◆ PROMPT: Turn each line of the records below into a numbered list, skipping blank lines and leaving out the pictures.

════════

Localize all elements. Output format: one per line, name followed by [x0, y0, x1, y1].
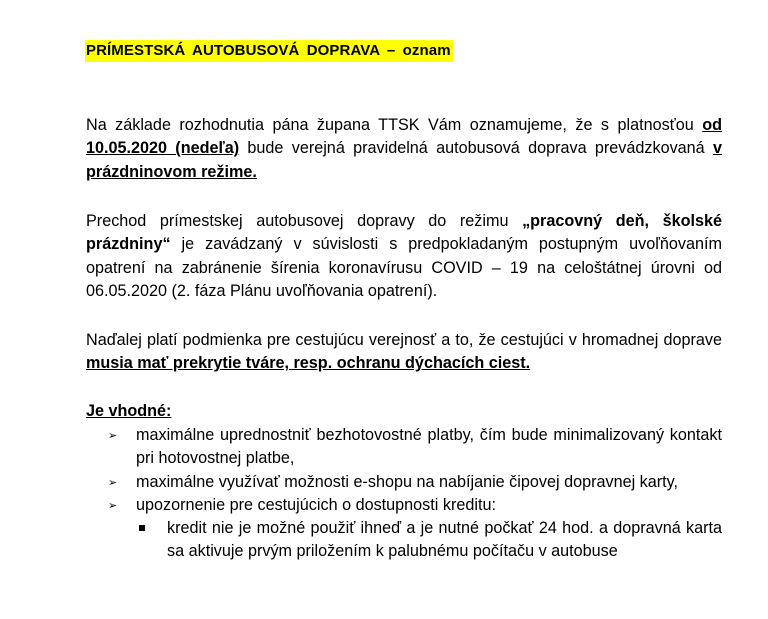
paragraph-transition: [86, 210, 722, 303]
arrow-bullet-icon: ➢: [108, 429, 118, 442]
list-item-text: maximálne uprednostniť bezhotovostné platby, čím bude minimalizovaný kontakt pri hotovostnej platbe,: [136, 426, 722, 468]
paragraph-text: bude verejná pravidelná autobusová doprava prevádzkovaná: [239, 139, 713, 158]
regime-name: „pracovný deň, školské prázdniny“: [86, 212, 722, 254]
face-covering-requirement: musia mať prekrytie tváre, resp. ochranu dýchacích ciest.: [86, 354, 531, 373]
paragraph-text: je zavádzaný v súvislosti s predpokladaným postupným uvoľňovaním opatrení na zabránenie šírenia koronavírusu COVID – 19 na celoštátnej úrovni od 06.05.2020 (2. fáza Plánu uvoľňovania opatrení).: [86, 235, 722, 300]
paragraph-face-covering: [86, 329, 722, 376]
list-item: [108, 494, 722, 564]
paragraph-text: Prechod prímestskej autobusovej dopravy do režimu: [86, 212, 523, 230]
paragraph-text: Naďalej platí podmienka pre cestujúcu verejnosť a to, že cestujúci v hromadnej doprave: [86, 331, 722, 349]
credit-sublist: [136, 517, 722, 564]
effective-date: od 10.05.2020 (nedeľa): [86, 116, 722, 158]
list-item-text: maximálne využívať možnosti e-shopu na nabíjanie čipovej dopravnej karty,: [136, 472, 679, 491]
square-bullet-icon: [139, 525, 145, 531]
list-item: [108, 424, 722, 471]
arrow-bullet-icon: ➢: [108, 475, 118, 489]
list-item: [108, 471, 722, 494]
list-item: [136, 517, 722, 564]
recommendations-heading: Je vhodné:: [86, 402, 172, 420]
notice-title: PRÍMESTSKÁ AUTOBUSOVÁ DOPRAVA – oznam: [85, 40, 453, 62]
recommendations-list: [108, 424, 722, 564]
arrow-bullet-icon: ➢: [108, 498, 118, 512]
holiday-mode: v prázdninovom režime.: [86, 139, 722, 181]
paragraph-schedule-change: [86, 114, 722, 184]
paragraph-text: Na základe rozhodnutia pána župana TTSK Vám oznamujeme, že s platnosťou: [86, 116, 703, 134]
list-item-text: kredit nie je možné použiť ihneď a je nutné počkať 24 hod. a dopravná karta sa aktivuje prvým priložením k palubnému počítaču v autobuse: [167, 519, 722, 561]
list-item-text: upozornenie pre cestujúcich o dostupnosti kreditu:: [136, 495, 496, 514]
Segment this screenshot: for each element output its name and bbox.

════════

◆ WRITTEN ANSWER:
1. Localize all elements. Output format: one per line, name followed by [x0, y0, x1, y1].
2. paragraph-transition: [86, 210, 722, 303]
3. arrow-bullet-icon: ➢: [108, 429, 118, 442]
4. list-item-text: maximálne uprednostniť bezhotovostné platby, čím bude minimalizovaný kontakt pri hotovostnej platbe,: [136, 426, 722, 468]
5. paragraph-text: bude verejná pravidelná autobusová doprava prevádzkovaná: [239, 139, 713, 158]
6. regime-name: „pracovný deň, školské prázdniny“: [86, 212, 722, 254]
7. face-covering-requirement: musia mať prekrytie tváre, resp. ochranu dýchacích ciest.: [86, 354, 531, 373]
8. paragraph-text: je zavádzaný v súvislosti s predpokladaným postupným uvoľňovaním opatrení na zabránenie šírenia koronavírusu COVID – 19 na celoštátnej úrovni od 06.05.2020 (2. fáza Plánu uvoľňovania opatrení).: [86, 235, 722, 300]
9. paragraph-face-covering: [86, 329, 722, 376]
10. list-item: [108, 494, 722, 564]
11. paragraph-text: Prechod prímestskej autobusovej dopravy do režimu: [86, 212, 523, 230]
12. paragraph-text: Naďalej platí podmienka pre cestujúcu verejnosť a to, že cestujúci v hromadnej doprave: [86, 331, 722, 349]
13. credit-sublist: [136, 517, 722, 564]
14. effective-date: od 10.05.2020 (nedeľa): [86, 116, 722, 158]
15. list-item-text: maximálne využívať možnosti e-shopu na nabíjanie čipovej dopravnej karty,: [136, 472, 679, 491]
16. square-bullet-icon: [139, 525, 145, 531]
17. list-item: [108, 424, 722, 471]
18. arrow-bullet-icon: ➢: [108, 475, 118, 489]
19. list-item: [108, 471, 722, 494]
20. list-item: [136, 517, 722, 564]
21. recommendations-heading: Je vhodné:: [86, 402, 172, 420]
22. notice-title: PRÍMESTSKÁ AUTOBUSOVÁ DOPRAVA – oznam: [85, 40, 453, 62]
23. recommendations-list: [108, 424, 722, 564]
24. arrow-bullet-icon: ➢: [108, 498, 118, 512]
25. holiday-mode: v prázdninovom režime.: [86, 139, 722, 181]
26. paragraph-schedule-change: [86, 114, 722, 184]
27. paragraph-text: Na základe rozhodnutia pána župana TTSK Vám oznamujeme, že s platnosťou: [86, 116, 703, 134]
28. list-item-text: kredit nie je možné použiť ihneď a je nutné počkať 24 hod. a dopravná karta sa aktivuje prvým priložením k palubnému počítaču v autobuse: [167, 519, 722, 561]
29. list-item-text: upozornenie pre cestujúcich o dostupnosti kreditu:: [136, 495, 496, 514]
30. Segment this screenshot: for each element output its name and bbox.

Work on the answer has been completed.